Brief » What follows is a set of records. Repeat every one of them exactly.
** Opening Records for the task block **
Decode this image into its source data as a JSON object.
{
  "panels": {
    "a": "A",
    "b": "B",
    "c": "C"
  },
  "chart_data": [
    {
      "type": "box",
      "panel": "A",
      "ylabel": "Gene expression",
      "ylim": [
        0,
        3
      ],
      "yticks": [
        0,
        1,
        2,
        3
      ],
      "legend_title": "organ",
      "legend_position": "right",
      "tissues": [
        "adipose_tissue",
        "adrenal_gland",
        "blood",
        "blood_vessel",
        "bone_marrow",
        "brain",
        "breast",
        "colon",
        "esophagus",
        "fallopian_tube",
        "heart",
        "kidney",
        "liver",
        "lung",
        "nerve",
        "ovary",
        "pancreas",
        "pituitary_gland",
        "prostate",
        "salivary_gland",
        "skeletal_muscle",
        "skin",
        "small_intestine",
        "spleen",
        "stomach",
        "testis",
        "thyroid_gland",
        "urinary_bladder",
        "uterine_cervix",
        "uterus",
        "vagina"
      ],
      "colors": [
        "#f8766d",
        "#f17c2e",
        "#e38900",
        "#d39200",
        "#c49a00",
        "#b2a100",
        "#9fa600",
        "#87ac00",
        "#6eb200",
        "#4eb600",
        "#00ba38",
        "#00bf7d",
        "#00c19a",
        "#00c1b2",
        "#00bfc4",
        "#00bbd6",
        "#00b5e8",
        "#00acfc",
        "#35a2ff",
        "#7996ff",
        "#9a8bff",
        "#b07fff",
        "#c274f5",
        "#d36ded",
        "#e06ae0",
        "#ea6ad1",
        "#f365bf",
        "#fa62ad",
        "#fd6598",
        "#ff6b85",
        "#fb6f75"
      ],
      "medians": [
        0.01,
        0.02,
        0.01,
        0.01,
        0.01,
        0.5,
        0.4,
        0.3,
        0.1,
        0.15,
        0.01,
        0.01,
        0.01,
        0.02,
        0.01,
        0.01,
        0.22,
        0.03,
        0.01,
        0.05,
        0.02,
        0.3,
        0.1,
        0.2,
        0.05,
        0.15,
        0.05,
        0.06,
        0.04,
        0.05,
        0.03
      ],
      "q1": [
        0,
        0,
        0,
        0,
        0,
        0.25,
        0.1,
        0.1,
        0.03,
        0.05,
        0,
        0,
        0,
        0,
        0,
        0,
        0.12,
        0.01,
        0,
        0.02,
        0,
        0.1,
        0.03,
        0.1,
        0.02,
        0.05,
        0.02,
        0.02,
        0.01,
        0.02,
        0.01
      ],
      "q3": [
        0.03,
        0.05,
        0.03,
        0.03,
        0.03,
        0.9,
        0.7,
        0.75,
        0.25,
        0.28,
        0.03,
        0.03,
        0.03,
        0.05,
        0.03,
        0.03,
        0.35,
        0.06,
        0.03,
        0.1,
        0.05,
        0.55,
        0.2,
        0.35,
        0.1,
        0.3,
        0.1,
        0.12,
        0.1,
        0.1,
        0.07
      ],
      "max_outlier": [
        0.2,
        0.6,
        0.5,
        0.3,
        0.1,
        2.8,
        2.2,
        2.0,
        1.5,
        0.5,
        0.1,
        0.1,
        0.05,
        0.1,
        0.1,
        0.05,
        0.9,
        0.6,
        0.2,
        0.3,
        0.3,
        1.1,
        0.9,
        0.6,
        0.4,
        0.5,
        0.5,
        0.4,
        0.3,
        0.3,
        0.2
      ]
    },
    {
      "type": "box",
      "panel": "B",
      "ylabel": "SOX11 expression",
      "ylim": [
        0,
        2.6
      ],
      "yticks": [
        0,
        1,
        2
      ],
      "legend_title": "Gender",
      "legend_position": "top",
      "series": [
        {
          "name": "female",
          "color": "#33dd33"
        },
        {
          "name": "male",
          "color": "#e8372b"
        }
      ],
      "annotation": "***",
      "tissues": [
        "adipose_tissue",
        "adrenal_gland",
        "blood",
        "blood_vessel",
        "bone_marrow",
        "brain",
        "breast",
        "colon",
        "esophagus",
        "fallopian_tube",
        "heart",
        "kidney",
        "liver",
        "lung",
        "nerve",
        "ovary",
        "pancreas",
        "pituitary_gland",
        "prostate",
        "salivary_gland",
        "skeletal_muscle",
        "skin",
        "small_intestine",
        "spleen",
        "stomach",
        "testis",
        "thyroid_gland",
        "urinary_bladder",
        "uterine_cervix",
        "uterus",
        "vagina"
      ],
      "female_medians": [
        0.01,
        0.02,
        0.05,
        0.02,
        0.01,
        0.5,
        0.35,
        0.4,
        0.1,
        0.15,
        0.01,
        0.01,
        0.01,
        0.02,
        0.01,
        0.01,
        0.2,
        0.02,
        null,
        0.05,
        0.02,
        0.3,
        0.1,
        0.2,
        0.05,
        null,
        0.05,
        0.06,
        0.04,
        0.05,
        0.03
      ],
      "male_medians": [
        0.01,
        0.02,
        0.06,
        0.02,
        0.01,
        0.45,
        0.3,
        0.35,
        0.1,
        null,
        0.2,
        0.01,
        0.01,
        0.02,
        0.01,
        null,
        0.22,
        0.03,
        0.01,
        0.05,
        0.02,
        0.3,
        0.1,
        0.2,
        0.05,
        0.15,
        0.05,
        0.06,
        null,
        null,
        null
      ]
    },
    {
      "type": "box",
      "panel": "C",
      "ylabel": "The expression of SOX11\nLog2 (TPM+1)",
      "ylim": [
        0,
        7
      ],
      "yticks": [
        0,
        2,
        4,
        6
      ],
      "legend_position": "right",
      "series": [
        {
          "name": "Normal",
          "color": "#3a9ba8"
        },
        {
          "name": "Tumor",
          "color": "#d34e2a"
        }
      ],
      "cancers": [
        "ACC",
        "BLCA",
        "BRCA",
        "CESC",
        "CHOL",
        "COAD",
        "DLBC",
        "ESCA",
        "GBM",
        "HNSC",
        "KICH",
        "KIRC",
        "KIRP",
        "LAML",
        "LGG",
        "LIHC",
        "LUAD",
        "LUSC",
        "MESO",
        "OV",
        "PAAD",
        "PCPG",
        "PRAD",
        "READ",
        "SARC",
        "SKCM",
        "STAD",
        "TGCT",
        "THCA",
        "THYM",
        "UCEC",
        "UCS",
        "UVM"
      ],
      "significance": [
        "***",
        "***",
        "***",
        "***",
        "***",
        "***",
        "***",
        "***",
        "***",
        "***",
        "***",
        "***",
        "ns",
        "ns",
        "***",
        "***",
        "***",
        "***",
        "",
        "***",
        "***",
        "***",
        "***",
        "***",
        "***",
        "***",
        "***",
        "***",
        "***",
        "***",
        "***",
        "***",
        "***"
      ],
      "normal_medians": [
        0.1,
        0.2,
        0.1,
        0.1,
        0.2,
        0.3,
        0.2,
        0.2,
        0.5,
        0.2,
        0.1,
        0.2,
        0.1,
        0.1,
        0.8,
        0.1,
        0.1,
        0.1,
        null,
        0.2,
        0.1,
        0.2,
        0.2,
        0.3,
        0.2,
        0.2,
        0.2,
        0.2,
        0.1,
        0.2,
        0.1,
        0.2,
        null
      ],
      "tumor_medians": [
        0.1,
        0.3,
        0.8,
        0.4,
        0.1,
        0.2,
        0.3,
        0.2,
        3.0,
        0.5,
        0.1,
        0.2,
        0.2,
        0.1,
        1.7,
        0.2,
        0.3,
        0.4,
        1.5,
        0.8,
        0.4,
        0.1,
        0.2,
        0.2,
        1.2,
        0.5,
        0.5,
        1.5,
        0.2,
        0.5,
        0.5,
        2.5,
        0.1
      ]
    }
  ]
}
** Closing Records for the task block **
Problem solution »
Decode this image into its source data as a JSON object.
{
  "panels": {
    "a": "A",
    "b": "B",
    "c": "C"
  },
  "chart_data": [
    {
      "type": "box",
      "panel": "A",
      "ylabel": "Gene expression",
      "ylim": [
        0,
        3
      ],
      "yticks": [
        0,
        1,
        2,
        3
      ],
      "legend_title": "organ",
      "legend_position": "right",
      "tissues": [
        "adipose_tissue",
        "adrenal_gland",
        "blood",
        "blood_vessel",
        "bone_marrow",
        "brain",
        "breast",
        "colon",
        "esophagus",
        "fallopian_tube",
        "heart",
        "kidney",
        "liver",
        "lung",
        "nerve",
        "ovary",
        "pancreas",
        "pituitary_gland",
        "prostate",
        "salivary_gland",
        "skeletal_muscle",
        "skin",
        "small_intestine",
        "spleen",
        "stomach",
        "testis",
        "thyroid_gland",
        "urinary_bladder",
        "uterine_cervix",
        "uterus",
        "vagina"
      ],
      "colors": [
        "#f8766d",
        "#f17c2e",
        "#e38900",
        "#d39200",
        "#c49a00",
        "#b2a100",
        "#9fa600",
        "#87ac00",
        "#6eb200",
        "#4eb600",
        "#00ba38",
        "#00bf7d",
        "#00c19a",
        "#00c1b2",
        "#00bfc4",
        "#00bbd6",
        "#00b5e8",
        "#00acfc",
        "#35a2ff",
        "#7996ff",
        "#9a8bff",
        "#b07fff",
        "#c274f5",
        "#d36ded",
        "#e06ae0",
        "#ea6ad1",
        "#f365bf",
        "#fa62ad",
        "#fd6598",
        "#ff6b85",
        "#fb6f75"
      ],
      "medians": [
        0.01,
        0.02,
        0.01,
        0.01,
        0.01,
        0.5,
        0.4,
        0.3,
        0.1,
        0.15,
        0.01,
        0.01,
        0.01,
        0.02,
        0.01,
        0.01,
        0.22,
        0.03,
        0.01,
        0.05,
        0.02,
        0.3,
        0.1,
        0.2,
        0.05,
        0.15,
        0.05,
        0.06,
        0.04,
        0.05,
        0.03
      ],
      "q1": [
        0,
        0,
        0,
        0,
        0,
        0.25,
        0.1,
        0.1,
        0.03,
        0.05,
        0,
        0,
        0,
        0,
        0,
        0,
        0.12,
        0.01,
        0,
        0.02,
        0,
        0.1,
        0.03,
        0.1,
        0.02,
        0.05,
        0.02,
        0.02,
        0.01,
        0.02,
        0.01
      ],
      "q3": [
        0.03,
        0.05,
        0.03,
        0.03,
        0.03,
        0.9,
        0.7,
        0.75,
        0.25,
        0.28,
        0.03,
        0.03,
        0.03,
        0.05,
        0.03,
        0.03,
        0.35,
        0.06,
        0.03,
        0.1,
        0.05,
        0.55,
        0.2,
        0.35,
        0.1,
        0.3,
        0.1,
        0.12,
        0.1,
        0.1,
        0.07
      ],
      "max_outlier": [
        0.2,
        0.6,
        0.5,
        0.3,
        0.1,
        2.8,
        2.2,
        2.0,
        1.5,
        0.5,
        0.1,
        0.1,
        0.05,
        0.1,
        0.1,
        0.05,
        0.9,
        0.6,
        0.2,
        0.3,
        0.3,
        1.1,
        0.9,
        0.6,
        0.4,
        0.5,
        0.5,
        0.4,
        0.3,
        0.3,
        0.2
      ]
    },
    {
      "type": "box",
      "panel": "B",
      "ylabel": "SOX11 expression",
      "ylim": [
        0,
        2.6
      ],
      "yticks": [
        0,
        1,
        2
      ],
      "legend_title": "Gender",
      "legend_position": "top",
      "series": [
        {
          "name": "female",
          "color": "#33dd33"
        },
        {
          "name": "male",
          "color": "#e8372b"
        }
      ],
      "annotation": "***",
      "tissues": [
        "adipose_tissue",
        "adrenal_gland",
        "blood",
        "blood_vessel",
        "bone_marrow",
        "brain",
        "breast",
        "colon",
        "esophagus",
        "fallopian_tube",
        "heart",
        "kidney",
        "liver",
        "lung",
        "nerve",
        "ovary",
        "pancreas",
        "pituitary_gland",
        "prostate",
        "salivary_gland",
        "skeletal_muscle",
        "skin",
        "small_intestine",
        "spleen",
        "stomach",
        "testis",
        "thyroid_gland",
        "urinary_bladder",
        "uterine_cervix",
        "uterus",
        "vagina"
      ],
      "female_medians": [
        0.01,
        0.02,
        0.05,
        0.02,
        0.01,
        0.5,
        0.35,
        0.4,
        0.1,
        0.15,
        0.01,
        0.01,
        0.01,
        0.02,
        0.01,
        0.01,
        0.2,
        0.02,
        null,
        0.05,
        0.02,
        0.3,
        0.1,
        0.2,
        0.05,
        null,
        0.05,
        0.06,
        0.04,
        0.05,
        0.03
      ],
      "male_medians": [
        0.01,
        0.02,
        0.06,
        0.02,
        0.01,
        0.45,
        0.3,
        0.35,
        0.1,
        null,
        0.2,
        0.01,
        0.01,
        0.02,
        0.01,
        null,
        0.22,
        0.03,
        0.01,
        0.05,
        0.02,
        0.3,
        0.1,
        0.2,
        0.05,
        0.15,
        0.05,
        0.06,
        null,
        null,
        null
      ]
    },
    {
      "type": "box",
      "panel": "C",
      "ylabel": "The expression of SOX11\nLog2 (TPM+1)",
      "ylim": [
        0,
        7
      ],
      "yticks": [
        0,
        2,
        4,
        6
      ],
      "legend_position": "right",
      "series": [
        {
          "name": "Normal",
          "color": "#3a9ba8"
        },
        {
          "name": "Tumor",
          "color": "#d34e2a"
        }
      ],
      "cancers": [
        "ACC",
        "BLCA",
        "BRCA",
        "CESC",
        "CHOL",
        "COAD",
        "DLBC",
        "ESCA",
        "GBM",
        "HNSC",
        "KICH",
        "KIRC",
        "KIRP",
        "LAML",
        "LGG",
        "LIHC",
        "LUAD",
        "LUSC",
        "MESO",
        "OV",
        "PAAD",
        "PCPG",
        "PRAD",
        "READ",
        "SARC",
        "SKCM",
        "STAD",
        "TGCT",
        "THCA",
        "THYM",
        "UCEC",
        "UCS",
        "UVM"
      ],
      "significance": [
        "***",
        "***",
        "***",
        "***",
        "***",
        "***",
        "***",
        "***",
        "***",
        "***",
        "***",
        "***",
        "ns",
        "ns",
        "***",
        "***",
        "***",
        "***",
        "",
        "***",
        "***",
        "***",
        "***",
        "***",
        "***",
        "***",
        "***",
        "***",
        "***",
        "***",
        "***",
        "***",
        "***"
      ],
      "normal_medians": [
        0.1,
        0.2,
        0.1,
        0.1,
        0.2,
        0.3,
        0.2,
        0.2,
        0.5,
        0.2,
        0.1,
        0.2,
        0.1,
        0.1,
        0.8,
        0.1,
        0.1,
        0.1,
        null,
        0.2,
        0.1,
        0.2,
        0.2,
        0.3,
        0.2,
        0.2,
        0.2,
        0.2,
        0.1,
        0.2,
        0.1,
        0.2,
        null
      ],
      "tumor_medians": [
        0.1,
        0.3,
        0.8,
        0.4,
        0.1,
        0.2,
        0.3,
        0.2,
        3.0,
        0.5,
        0.1,
        0.2,
        0.2,
        0.1,
        1.7,
        0.2,
        0.3,
        0.4,
        1.5,
        0.8,
        0.4,
        0.1,
        0.2,
        0.2,
        1.2,
        0.5,
        0.5,
        1.5,
        0.2,
        0.5,
        0.5,
        2.5,
        0.1
      ]
    }
  ]
}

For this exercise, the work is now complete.